++++ Source material ++++
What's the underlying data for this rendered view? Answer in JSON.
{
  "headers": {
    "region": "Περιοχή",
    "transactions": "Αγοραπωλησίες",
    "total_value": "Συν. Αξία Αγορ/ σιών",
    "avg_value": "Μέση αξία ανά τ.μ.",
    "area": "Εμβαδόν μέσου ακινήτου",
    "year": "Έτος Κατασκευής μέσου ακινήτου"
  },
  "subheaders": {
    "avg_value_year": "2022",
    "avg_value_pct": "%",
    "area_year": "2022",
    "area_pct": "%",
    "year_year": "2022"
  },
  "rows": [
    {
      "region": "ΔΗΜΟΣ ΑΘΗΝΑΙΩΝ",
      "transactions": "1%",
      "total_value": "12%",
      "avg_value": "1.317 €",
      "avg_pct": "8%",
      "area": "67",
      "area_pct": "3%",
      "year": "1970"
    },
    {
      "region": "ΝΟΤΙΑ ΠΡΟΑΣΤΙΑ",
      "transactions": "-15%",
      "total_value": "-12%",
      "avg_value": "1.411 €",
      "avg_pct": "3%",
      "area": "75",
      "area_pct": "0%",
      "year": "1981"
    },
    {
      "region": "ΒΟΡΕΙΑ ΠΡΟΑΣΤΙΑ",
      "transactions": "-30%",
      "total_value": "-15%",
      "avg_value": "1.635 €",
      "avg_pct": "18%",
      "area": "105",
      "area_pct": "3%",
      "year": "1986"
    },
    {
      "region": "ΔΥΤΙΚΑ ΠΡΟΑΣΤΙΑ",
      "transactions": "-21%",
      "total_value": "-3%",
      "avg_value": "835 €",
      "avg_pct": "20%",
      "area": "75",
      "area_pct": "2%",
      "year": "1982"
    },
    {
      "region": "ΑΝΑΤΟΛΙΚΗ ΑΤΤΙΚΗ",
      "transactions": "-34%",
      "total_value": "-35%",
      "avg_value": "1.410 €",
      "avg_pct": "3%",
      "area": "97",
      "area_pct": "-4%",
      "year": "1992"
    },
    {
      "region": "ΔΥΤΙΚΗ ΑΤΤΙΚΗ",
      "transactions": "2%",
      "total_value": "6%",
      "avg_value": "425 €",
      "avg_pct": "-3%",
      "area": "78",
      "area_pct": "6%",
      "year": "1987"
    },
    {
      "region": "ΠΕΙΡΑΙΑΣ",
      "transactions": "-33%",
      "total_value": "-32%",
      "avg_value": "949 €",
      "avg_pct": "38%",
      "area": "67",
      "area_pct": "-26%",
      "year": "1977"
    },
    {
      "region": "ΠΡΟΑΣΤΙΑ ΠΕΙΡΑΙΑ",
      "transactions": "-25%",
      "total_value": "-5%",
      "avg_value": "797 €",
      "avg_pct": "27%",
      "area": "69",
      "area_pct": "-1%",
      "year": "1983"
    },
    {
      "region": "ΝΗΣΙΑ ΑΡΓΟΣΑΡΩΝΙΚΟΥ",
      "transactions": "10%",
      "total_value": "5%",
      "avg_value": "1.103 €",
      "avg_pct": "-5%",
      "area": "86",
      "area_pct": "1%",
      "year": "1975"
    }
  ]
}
++++
> _Stated goal_
Give back the whole listing, word for word.

> _Exercise output_
What's the underlying data for this rendered view? Answer in JSON.
{
  "headers": {
    "region": "Περιοχή",
    "transactions": "Αγοραπωλησίες",
    "total_value": "Συν. Αξία Αγορ/ σιών",
    "avg_value": "Μέση αξία ανά τ.μ.",
    "area": "Εμβαδόν μέσου ακινήτου",
    "year": "Έτος Κατασκευής μέσου ακινήτου"
  },
  "subheaders": {
    "avg_value_year": "2022",
    "avg_value_pct": "%",
    "area_year": "2022",
    "area_pct": "%",
    "year_year": "2022"
  },
  "rows": [
    {
      "region": "ΔΗΜΟΣ ΑΘΗΝΑΙΩΝ",
      "transactions": "1%",
      "total_value": "12%",
      "avg_value": "1.317 €",
      "avg_pct": "8%",
      "area": "67",
      "area_pct": "3%",
      "year": "1970"
    },
    {
      "region": "ΝΟΤΙΑ ΠΡΟΑΣΤΙΑ",
      "transactions": "-15%",
      "total_value": "-12%",
      "avg_value": "1.411 €",
      "avg_pct": "3%",
      "area": "75",
      "area_pct": "0%",
      "year": "1981"
    },
    {
      "region": "ΒΟΡΕΙΑ ΠΡΟΑΣΤΙΑ",
      "transactions": "-30%",
      "total_value": "-15%",
      "avg_value": "1.635 €",
      "avg_pct": "18%",
      "area": "105",
      "area_pct": "3%",
      "year": "1986"
    },
    {
      "region": "ΔΥΤΙΚΑ ΠΡΟΑΣΤΙΑ",
      "transactions": "-21%",
      "total_value": "-3%",
      "avg_value": "835 €",
      "avg_pct": "20%",
      "area": "75",
      "area_pct": "2%",
      "year": "1982"
    },
    {
      "region": "ΑΝΑΤΟΛΙΚΗ ΑΤΤΙΚΗ",
      "transactions": "-34%",
      "total_value": "-35%",
      "avg_value": "1.410 €",
      "avg_pct": "3%",
      "area": "97",
      "area_pct": "-4%",
      "year": "1992"
    },
    {
      "region": "ΔΥΤΙΚΗ ΑΤΤΙΚΗ",
      "transactions": "2%",
      "total_value": "6%",
      "avg_value": "425 €",
      "avg_pct": "-3%",
      "area": "78",
      "area_pct": "6%",
      "year": "1987"
    },
    {
      "region": "ΠΕΙΡΑΙΑΣ",
      "transactions": "-33%",
      "total_value": "-32%",
      "avg_value": "949 €",
      "avg_pct": "38%",
      "area": "67",
      "area_pct": "-26%",
      "year": "1977"
    },
    {
      "region": "ΠΡΟΑΣΤΙΑ ΠΕΙΡΑΙΑ",
      "transactions": "-25%",
      "total_value": "-5%",
      "avg_value": "797 €",
      "avg_pct": "27%",
      "area": "69",
      "area_pct": "-1%",
      "year": "1983"
    },
    {
      "region": "ΝΗΣΙΑ ΑΡΓΟΣΑΡΩΝΙΚΟΥ",
      "transactions": "10%",
      "total_value": "5%",
      "avg_value": "1.103 €",
      "avg_pct": "-5%",
      "area": "86",
      "area_pct": "1%",
      "year": "1975"
    }
  ]
}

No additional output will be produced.